- DIRECTIONS: Below is a listing; copy all of it exactly.

- RECORDS PROVIDED:

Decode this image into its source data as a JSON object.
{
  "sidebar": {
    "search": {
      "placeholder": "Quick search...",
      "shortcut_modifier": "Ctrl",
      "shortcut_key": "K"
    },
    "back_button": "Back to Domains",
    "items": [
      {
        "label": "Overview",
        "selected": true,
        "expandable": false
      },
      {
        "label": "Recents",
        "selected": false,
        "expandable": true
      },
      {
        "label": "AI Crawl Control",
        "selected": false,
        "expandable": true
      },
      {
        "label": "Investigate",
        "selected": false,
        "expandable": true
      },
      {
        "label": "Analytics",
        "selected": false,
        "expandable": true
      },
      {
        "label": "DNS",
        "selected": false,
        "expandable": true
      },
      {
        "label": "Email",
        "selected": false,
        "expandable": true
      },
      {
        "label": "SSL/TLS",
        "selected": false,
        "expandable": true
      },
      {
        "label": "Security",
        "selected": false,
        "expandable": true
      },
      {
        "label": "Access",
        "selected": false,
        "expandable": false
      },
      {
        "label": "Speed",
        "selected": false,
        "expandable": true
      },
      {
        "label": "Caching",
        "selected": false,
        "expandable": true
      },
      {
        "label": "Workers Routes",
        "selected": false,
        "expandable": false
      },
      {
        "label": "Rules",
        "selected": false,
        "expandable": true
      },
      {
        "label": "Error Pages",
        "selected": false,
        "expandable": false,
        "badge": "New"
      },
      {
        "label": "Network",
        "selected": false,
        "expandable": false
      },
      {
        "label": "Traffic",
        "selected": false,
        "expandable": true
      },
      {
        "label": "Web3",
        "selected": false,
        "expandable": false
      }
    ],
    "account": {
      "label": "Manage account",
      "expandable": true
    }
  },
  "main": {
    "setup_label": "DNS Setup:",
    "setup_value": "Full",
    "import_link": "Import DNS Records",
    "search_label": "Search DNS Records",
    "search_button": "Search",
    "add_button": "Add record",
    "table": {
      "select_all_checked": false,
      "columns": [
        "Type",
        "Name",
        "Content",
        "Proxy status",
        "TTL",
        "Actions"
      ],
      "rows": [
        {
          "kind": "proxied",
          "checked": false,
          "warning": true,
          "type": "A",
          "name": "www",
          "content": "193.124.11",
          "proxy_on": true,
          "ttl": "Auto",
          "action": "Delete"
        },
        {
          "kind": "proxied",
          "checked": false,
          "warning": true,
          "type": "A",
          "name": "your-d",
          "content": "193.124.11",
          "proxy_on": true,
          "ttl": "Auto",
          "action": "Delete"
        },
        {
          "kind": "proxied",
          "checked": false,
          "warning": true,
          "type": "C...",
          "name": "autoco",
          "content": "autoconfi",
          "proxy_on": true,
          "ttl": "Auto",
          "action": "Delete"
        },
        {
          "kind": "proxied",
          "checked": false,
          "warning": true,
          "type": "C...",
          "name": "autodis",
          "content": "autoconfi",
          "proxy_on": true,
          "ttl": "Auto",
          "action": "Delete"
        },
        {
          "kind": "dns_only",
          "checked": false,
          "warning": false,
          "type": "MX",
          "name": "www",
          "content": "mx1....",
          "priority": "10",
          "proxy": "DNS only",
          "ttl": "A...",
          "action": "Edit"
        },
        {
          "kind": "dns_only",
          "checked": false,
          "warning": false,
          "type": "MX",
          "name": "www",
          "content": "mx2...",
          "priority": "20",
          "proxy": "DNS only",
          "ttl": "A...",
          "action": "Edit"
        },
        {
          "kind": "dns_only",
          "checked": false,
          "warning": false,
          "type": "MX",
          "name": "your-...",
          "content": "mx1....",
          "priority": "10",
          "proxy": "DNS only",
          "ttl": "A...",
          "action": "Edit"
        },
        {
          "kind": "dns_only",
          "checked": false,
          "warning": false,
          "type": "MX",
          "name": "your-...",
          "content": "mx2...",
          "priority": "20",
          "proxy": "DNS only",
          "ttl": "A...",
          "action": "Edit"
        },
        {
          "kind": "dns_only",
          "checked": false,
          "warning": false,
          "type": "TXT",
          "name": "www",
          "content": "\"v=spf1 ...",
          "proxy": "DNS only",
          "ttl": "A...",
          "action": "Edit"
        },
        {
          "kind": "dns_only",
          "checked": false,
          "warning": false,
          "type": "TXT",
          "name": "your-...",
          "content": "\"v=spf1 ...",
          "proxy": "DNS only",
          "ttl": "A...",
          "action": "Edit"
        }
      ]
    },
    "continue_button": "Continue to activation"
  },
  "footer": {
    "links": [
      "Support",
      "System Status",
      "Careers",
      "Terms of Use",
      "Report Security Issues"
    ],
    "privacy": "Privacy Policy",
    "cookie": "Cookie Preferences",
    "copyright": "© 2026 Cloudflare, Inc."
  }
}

- ANSWER:
Decode this image into its source data as a JSON object.
{
  "sidebar": {
    "search": {
      "placeholder": "Quick search...",
      "shortcut_modifier": "Ctrl",
      "shortcut_key": "K"
    },
    "back_button": "Back to Domains",
    "items": [
      {
        "label": "Overview",
        "selected": true,
        "expandable": false
      },
      {
        "label": "Recents",
        "selected": false,
        "expandable": true
      },
      {
        "label": "AI Crawl Control",
        "selected": false,
        "expandable": true
      },
      {
        "label": "Investigate",
        "selected": false,
        "expandable": true
      },
      {
        "label": "Analytics",
        "selected": false,
        "expandable": true
      },
      {
        "label": "DNS",
        "selected": false,
        "expandable": true
      },
      {
        "label": "Email",
        "selected": false,
        "expandable": true
      },
      {
        "label": "SSL/TLS",
        "selected": false,
        "expandable": true
      },
      {
        "label": "Security",
        "selected": false,
        "expandable": true
      },
      {
        "label": "Access",
        "selected": false,
        "expandable": false
      },
      {
        "label": "Speed",
        "selected": false,
        "expandable": true
      },
      {
        "label": "Caching",
        "selected": false,
        "expandable": true
      },
      {
        "label": "Workers Routes",
        "selected": false,
        "expandable": false
      },
      {
        "label": "Rules",
        "selected": false,
        "expandable": true
      },
      {
        "label": "Error Pages",
        "selected": false,
        "expandable": false,
        "badge": "New"
      },
      {
        "label": "Network",
        "selected": false,
        "expandable": false
      },
      {
        "label": "Traffic",
        "selected": false,
        "expandable": true
      },
      {
        "label": "Web3",
        "selected": false,
        "expandable": false
      }
    ],
    "account": {
      "label": "Manage account",
      "expandable": true
    }
  },
  "main": {
    "setup_label": "DNS Setup:",
    "setup_value": "Full",
    "import_link": "Import DNS Records",
    "search_label": "Search DNS Records",
    "search_button": "Search",
    "add_button": "Add record",
    "table": {
      "select_all_checked": false,
      "columns": [
        "Type",
        "Name",
        "Content",
        "Proxy status",
        "TTL",
        "Actions"
      ],
      "rows": [
        {
          "kind": "proxied",
          "checked": false,
          "warning": true,
          "type": "A",
          "name": "www",
          "content": "193.124.11",
          "proxy_on": true,
          "ttl": "Auto",
          "action": "Delete"
        },
        {
          "kind": "proxied",
          "checked": false,
          "warning": true,
          "type": "A",
          "name": "your-d",
          "content": "193.124.11",
          "proxy_on": true,
          "ttl": "Auto",
          "action": "Delete"
        },
        {
          "kind": "proxied",
          "checked": false,
          "warning": true,
          "type": "C...",
          "name": "autoco",
          "content": "autoconfi",
          "proxy_on": true,
          "ttl": "Auto",
          "action": "Delete"
        },
        {
          "kind": "proxied",
          "checked": false,
          "warning": true,
          "type": "C...",
          "name": "autodis",
          "content": "autoconfi",
          "proxy_on": true,
          "ttl": "Auto",
          "action": "Delete"
        },
        {
          "kind": "dns_only",
          "checked": false,
          "warning": false,
          "type": "MX",
          "name": "www",
          "content": "mx1....",
          "priority": "10",
          "proxy": "DNS only",
          "ttl": "A...",
          "action": "Edit"
        },
        {
          "kind": "dns_only",
          "checked": false,
          "warning": false,
          "type": "MX",
          "name": "www",
          "content": "mx2...",
          "priority": "20",
          "proxy": "DNS only",
          "ttl": "A...",
          "action": "Edit"
        },
        {
          "kind": "dns_only",
          "checked": false,
          "warning": false,
          "type": "MX",
          "name": "your-...",
          "content": "mx1....",
          "priority": "10",
          "proxy": "DNS only",
          "ttl": "A...",
          "action": "Edit"
        },
        {
          "kind": "dns_only",
          "checked": false,
          "warning": false,
          "type": "MX",
          "name": "your-...",
          "content": "mx2...",
          "priority": "20",
          "proxy": "DNS only",
          "ttl": "A...",
          "action": "Edit"
        },
        {
          "kind": "dns_only",
          "checked": false,
          "warning": false,
          "type": "TXT",
          "name": "www",
          "content": "\"v=spf1 ...",
          "proxy": "DNS only",
          "ttl": "A...",
          "action": "Edit"
        },
        {
          "kind": "dns_only",
          "checked": false,
          "warning": false,
          "type": "TXT",
          "name": "your-...",
          "content": "\"v=spf1 ...",
          "proxy": "DNS only",
          "ttl": "A...",
          "action": "Edit"
        }
      ]
    },
    "continue_button": "Continue to activation"
  },
  "footer": {
    "links": [
      "Support",
      "System Status",
      "Careers",
      "Terms of Use",
      "Report Security Issues"
    ],
    "privacy": "Privacy Policy",
    "cookie": "Cookie Preferences",
    "copyright": "© 2026 Cloudflare, Inc."
  }
}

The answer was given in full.